▶ **SELECTED TEXT**
My rating: 4 of 5 stars
Received: First to Read
Publication Date: October 11th, 2016
Publisher: Dutton Books for Young Readers
Point of View: 1st Person & Alternative
Recommended Age: 13+
Genres & Themes: Young Adult, Contemporary, Abuse, Magical Realism, Family
Sarah can’t draw. This is a problem, because as long as she can remember, she has “done the art.” She thinks she’s having an existential crisis. And she might be right; she does keep running into past and future versions of herself as she explores the urban ruins of Philadelphia. Or maybe she’s finally waking up to the tornado that is her family, the tornado that six years ago sent her once-beloved older brother flying across the country for a reason she can’t quite recall. After decades of staying together “for the kids” and building a family on a foundation of lies and violence, Sarah’s parents have reached the end. Now Sarah must come to grips with years spent sleepwalking in the ruins of their toxic marriage. As Sarah herself often observes, nothing about her pain is remotely original —and yet it still hurts.
‘‘Still Life with Tornado’’ had me fooled.
I thought it was all about Sarah and her teenage existential crisis at first.
But it’s not… just about her. It’s about her, her mother, her father, her brother, her family, her future and her past.
I’ve read dozens and dozens of books dealing with the topic of abuse, yet this one manages to explore the theme in an original way, while keeping a realistic quality to it.
A.S. King’s writing moved me. It turned my insides into knots. It made me hold my breath for at least half of the novel. And I probably looked really silly as I read it with my eyes wide open and my mouth agape, always waiting and waiting and hoping and hoping for the nightmarish lie to end.

▶ **EXTRACTED INFORMATION**
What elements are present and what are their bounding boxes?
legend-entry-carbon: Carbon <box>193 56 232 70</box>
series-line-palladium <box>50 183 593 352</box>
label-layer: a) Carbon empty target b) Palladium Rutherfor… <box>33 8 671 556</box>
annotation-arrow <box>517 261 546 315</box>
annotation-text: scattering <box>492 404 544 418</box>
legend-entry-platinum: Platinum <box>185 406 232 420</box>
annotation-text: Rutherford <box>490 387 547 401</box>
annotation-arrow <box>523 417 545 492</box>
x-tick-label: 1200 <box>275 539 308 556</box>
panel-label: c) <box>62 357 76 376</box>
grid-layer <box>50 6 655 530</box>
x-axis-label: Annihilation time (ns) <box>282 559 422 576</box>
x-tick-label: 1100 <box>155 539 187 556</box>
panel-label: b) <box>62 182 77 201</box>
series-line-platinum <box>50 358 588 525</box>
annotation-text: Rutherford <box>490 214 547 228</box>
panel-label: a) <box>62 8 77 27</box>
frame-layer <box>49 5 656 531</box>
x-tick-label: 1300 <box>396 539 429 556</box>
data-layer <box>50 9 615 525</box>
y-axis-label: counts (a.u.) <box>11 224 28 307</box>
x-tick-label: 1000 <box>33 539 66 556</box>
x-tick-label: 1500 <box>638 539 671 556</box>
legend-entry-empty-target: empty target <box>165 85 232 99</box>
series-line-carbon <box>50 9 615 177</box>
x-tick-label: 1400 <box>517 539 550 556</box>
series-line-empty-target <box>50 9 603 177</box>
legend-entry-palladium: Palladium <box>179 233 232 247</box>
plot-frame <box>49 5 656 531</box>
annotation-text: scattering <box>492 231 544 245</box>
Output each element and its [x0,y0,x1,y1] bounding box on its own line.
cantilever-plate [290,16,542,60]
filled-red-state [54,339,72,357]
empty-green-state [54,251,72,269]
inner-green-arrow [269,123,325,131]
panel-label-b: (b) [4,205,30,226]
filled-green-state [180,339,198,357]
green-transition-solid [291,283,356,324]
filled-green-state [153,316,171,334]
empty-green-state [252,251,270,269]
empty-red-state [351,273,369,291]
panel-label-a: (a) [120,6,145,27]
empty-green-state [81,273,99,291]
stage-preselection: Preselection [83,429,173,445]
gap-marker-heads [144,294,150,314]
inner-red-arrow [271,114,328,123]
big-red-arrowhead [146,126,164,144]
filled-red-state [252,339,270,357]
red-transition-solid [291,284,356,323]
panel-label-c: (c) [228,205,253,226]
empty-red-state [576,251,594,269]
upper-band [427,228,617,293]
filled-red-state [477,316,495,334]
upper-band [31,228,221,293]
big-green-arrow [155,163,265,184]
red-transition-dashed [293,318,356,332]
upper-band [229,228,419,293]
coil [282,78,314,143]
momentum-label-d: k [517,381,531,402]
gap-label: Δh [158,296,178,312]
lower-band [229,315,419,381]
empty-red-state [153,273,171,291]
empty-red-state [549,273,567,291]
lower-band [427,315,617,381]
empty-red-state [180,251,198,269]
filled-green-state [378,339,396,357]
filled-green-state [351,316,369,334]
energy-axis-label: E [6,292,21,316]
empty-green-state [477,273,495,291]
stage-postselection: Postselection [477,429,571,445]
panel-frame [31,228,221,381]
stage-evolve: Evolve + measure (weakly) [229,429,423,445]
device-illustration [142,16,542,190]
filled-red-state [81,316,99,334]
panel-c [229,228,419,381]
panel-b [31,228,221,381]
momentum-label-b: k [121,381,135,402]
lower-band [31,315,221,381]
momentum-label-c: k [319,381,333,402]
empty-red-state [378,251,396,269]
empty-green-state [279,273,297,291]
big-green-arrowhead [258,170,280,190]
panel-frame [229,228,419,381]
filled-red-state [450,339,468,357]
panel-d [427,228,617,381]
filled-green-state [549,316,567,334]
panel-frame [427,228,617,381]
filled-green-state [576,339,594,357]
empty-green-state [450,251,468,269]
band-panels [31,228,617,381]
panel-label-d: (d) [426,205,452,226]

▶ **ASSIGNMENT 1**
Can you rewrite the book review's paragraph beginning "Sarah can't draw." as a shorter summary that keeps its main facts?
▶ **ASSIGNMENT 2**
Write the next part of the book review, picking up after its final sentence.
The entries have nothing to do with the book review.

▶ **EXERCISE OUTPUT 1**
Sarah, who has always been the artistic one, suddenly can't draw and suspects she is having an existential crisis. While exploring Philadelphia's urban ruins, she keeps meeting past and future versions of herself. She may also be waking up to her chaotic family: six years ago, her older brother left for the other side of the country for a reason she can't fully remember. Her parents stayed together "for the kids" for decades, in a family built on lies and violence, and they have finally reached the end. Sarah must now face the years she spent sleepwalking through their toxic marriage, knowing her pain is not original but hurts anyway.

▶ **EXERCISE OUTPUT 2**
I was scotched to the screen the whole time. It may be a slow-paced story, but I never once lost interest. And granted, A.S. King’s writing style may be simplistic if you decapitate paragraphs and look at each sentence, but if you behold the whole, you will realize how much lyrical dept there is in it.
The magical realism took me by surprise, although I expected it. I thought Sarah seeing her ten-year-old self and other selves were meant to make her realize something about herself and, eventually, heal her of her crisis, but their roles are extremely different. As I said before, this is not only about Sarah.
Which brings me to her mother’s point of views. It was a good thing A.S. King included them in the plot, because they answer questions many readers may have while reading this. Plus it makes her such a likeable and thoughtful character/mother to our eyes. At first I thought she was vulnerable, but there is strength in her. Not everyone would protect the ones they love from harm’s way the way she does.
A thought-provoking story I’m hoping will speak to many of its readers.